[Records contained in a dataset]

########################################

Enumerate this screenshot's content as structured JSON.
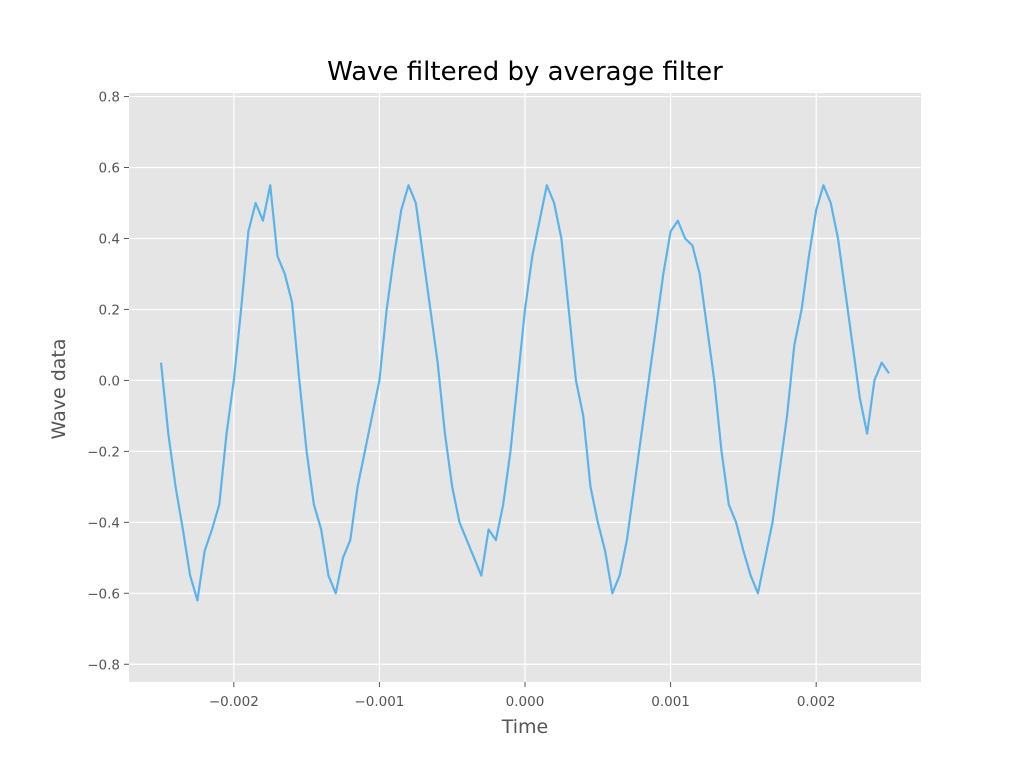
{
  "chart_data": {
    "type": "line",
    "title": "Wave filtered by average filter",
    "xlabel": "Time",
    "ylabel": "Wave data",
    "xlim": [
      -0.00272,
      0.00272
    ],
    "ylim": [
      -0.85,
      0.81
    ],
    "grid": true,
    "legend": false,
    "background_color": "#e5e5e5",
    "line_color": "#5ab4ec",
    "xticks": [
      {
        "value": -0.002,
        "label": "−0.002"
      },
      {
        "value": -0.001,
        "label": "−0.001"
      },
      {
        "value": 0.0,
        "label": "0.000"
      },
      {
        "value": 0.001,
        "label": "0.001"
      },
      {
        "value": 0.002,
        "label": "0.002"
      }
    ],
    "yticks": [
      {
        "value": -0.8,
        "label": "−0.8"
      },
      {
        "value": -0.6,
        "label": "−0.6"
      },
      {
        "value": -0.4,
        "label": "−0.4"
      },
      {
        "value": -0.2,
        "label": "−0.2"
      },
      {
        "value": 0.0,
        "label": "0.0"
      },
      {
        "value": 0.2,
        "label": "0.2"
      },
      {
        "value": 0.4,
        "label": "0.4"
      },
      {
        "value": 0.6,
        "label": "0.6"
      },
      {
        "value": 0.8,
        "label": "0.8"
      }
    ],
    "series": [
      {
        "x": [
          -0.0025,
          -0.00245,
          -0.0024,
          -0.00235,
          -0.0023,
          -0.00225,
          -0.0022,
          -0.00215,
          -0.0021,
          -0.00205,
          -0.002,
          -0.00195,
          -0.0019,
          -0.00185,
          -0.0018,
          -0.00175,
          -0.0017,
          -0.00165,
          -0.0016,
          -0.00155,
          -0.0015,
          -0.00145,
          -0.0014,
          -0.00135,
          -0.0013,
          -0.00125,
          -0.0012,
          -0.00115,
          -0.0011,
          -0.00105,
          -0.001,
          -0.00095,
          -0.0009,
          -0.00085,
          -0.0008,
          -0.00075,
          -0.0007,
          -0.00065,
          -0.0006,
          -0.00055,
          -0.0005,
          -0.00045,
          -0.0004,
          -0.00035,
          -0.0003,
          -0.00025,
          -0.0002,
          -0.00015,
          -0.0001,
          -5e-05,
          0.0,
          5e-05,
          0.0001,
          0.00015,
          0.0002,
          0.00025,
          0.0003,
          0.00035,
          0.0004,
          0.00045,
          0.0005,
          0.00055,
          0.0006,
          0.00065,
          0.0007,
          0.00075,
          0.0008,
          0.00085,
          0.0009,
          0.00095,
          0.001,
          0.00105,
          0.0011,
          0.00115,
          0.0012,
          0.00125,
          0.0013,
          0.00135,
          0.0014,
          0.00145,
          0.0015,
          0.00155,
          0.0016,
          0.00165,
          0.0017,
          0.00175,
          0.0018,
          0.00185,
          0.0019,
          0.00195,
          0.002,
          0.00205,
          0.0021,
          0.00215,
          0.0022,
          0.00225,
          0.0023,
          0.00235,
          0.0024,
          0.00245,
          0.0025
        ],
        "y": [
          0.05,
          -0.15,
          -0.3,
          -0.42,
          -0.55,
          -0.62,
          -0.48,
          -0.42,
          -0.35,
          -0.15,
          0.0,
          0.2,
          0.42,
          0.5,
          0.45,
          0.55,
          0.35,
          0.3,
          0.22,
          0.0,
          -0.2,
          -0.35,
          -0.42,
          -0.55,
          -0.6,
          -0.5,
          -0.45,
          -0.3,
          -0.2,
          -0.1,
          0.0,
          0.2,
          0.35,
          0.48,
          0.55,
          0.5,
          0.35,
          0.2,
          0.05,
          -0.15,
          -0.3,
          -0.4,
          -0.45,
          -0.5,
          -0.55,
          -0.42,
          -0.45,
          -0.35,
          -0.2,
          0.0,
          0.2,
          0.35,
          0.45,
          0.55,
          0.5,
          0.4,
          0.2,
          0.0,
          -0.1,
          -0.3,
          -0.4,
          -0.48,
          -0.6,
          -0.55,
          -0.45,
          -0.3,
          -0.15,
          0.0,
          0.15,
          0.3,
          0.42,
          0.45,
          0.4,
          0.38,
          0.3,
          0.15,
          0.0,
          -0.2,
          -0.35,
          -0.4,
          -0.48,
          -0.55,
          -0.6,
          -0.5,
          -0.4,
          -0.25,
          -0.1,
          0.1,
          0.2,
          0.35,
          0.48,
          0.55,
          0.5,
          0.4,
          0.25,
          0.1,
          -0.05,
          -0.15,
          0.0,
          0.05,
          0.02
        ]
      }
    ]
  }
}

########################################

> _Your objective_
Print out the lines exactly, skipping any picture.

> _The reply_
Enumerate this screenshot's content as structured JSON.
{
  "chart_data": {
    "type": "line",
    "title": "Wave filtered by average filter",
    "xlabel": "Time",
    "ylabel": "Wave data",
    "xlim": [
      -0.00272,
      0.00272
    ],
    "ylim": [
      -0.85,
      0.81
    ],
    "grid": true,
    "legend": false,
    "background_color": "#e5e5e5",
    "line_color": "#5ab4ec",
    "xticks": [
      {
        "value": -0.002,
        "label": "−0.002"
      },
      {
        "value": -0.001,
        "label": "−0.001"
      },
      {
        "value": 0.0,
        "label": "0.000"
      },
      {
        "value": 0.001,
        "label": "0.001"
      },
      {
        "value": 0.002,
        "label": "0.002"
      }
    ],
    "yticks": [
      {
        "value": -0.8,
        "label": "−0.8"
      },
      {
        "value": -0.6,
        "label": "−0.6"
      },
      {
        "value": -0.4,
        "label": "−0.4"
      },
      {
        "value": -0.2,
        "label": "−0.2"
      },
      {
        "value": 0.0,
        "label": "0.0"
      },
      {
        "value": 0.2,
        "label": "0.2"
      },
      {
        "value": 0.4,
        "label": "0.4"
      },
      {
        "value": 0.6,
        "label": "0.6"
      },
      {
        "value": 0.8,
        "label": "0.8"
      }
    ],
    "series": [
      {
        "x": [
          -0.0025,
          -0.00245,
          -0.0024,
          -0.00235,
          -0.0023,
          -0.00225,
          -0.0022,
          -0.00215,
          -0.0021,
          -0.00205,
          -0.002,
          -0.00195,
          -0.0019,
          -0.00185,
          -0.0018,
          -0.00175,
          -0.0017,
          -0.00165,
          -0.0016,
          -0.00155,
          -0.0015,
          -0.00145,
          -0.0014,
          -0.00135,
          -0.0013,
          -0.00125,
          -0.0012,
          -0.00115,
          -0.0011,
          -0.00105,
          -0.001,
          -0.00095,
          -0.0009,
          -0.00085,
          -0.0008,
          -0.00075,
          -0.0007,
          -0.00065,
          -0.0006,
          -0.00055,
          -0.0005,
          -0.00045,
          -0.0004,
          -0.00035,
          -0.0003,
          -0.00025,
          -0.0002,
          -0.00015,
          -0.0001,
          -5e-05,
          0.0,
          5e-05,
          0.0001,
          0.00015,
          0.0002,
          0.00025,
          0.0003,
          0.00035,
          0.0004,
          0.00045,
          0.0005,
          0.00055,
          0.0006,
          0.00065,
          0.0007,
          0.00075,
          0.0008,
          0.00085,
          0.0009,
          0.00095,
          0.001,
          0.00105,
          0.0011,
          0.00115,
          0.0012,
          0.00125,
          0.0013,
          0.00135,
          0.0014,
          0.00145,
          0.0015,
          0.00155,
          0.0016,
          0.00165,
          0.0017,
          0.00175,
          0.0018,
          0.00185,
          0.0019,
          0.00195,
          0.002,
          0.00205,
          0.0021,
          0.00215,
          0.0022,
          0.00225,
          0.0023,
          0.00235,
          0.0024,
          0.00245,
          0.0025
        ],
        "y": [
          0.05,
          -0.15,
          -0.3,
          -0.42,
          -0.55,
          -0.62,
          -0.48,
          -0.42,
          -0.35,
          -0.15,
          0.0,
          0.2,
          0.42,
          0.5,
          0.45,
          0.55,
          0.35,
          0.3,
          0.22,
          0.0,
          -0.2,
          -0.35,
          -0.42,
          -0.55,
          -0.6,
          -0.5,
          -0.45,
          -0.3,
          -0.2,
          -0.1,
          0.0,
          0.2,
          0.35,
          0.48,
          0.55,
          0.5,
          0.35,
          0.2,
          0.05,
          -0.15,
          -0.3,
          -0.4,
          -0.45,
          -0.5,
          -0.55,
          -0.42,
          -0.45,
          -0.35,
          -0.2,
          0.0,
          0.2,
          0.35,
          0.45,
          0.55,
          0.5,
          0.4,
          0.2,
          0.0,
          -0.1,
          -0.3,
          -0.4,
          -0.48,
          -0.6,
          -0.55,
          -0.45,
          -0.3,
          -0.15,
          0.0,
          0.15,
          0.3,
          0.42,
          0.45,
          0.4,
          0.38,
          0.3,
          0.15,
          0.0,
          -0.2,
          -0.35,
          -0.4,
          -0.48,
          -0.55,
          -0.6,
          -0.5,
          -0.4,
          -0.25,
          -0.1,
          0.1,
          0.2,
          0.35,
          0.48,
          0.55,
          0.5,
          0.4,
          0.25,
          0.1,
          -0.05,
          -0.15,
          0.0,
          0.05,
          0.02
        ]
      }
    ]
  }
}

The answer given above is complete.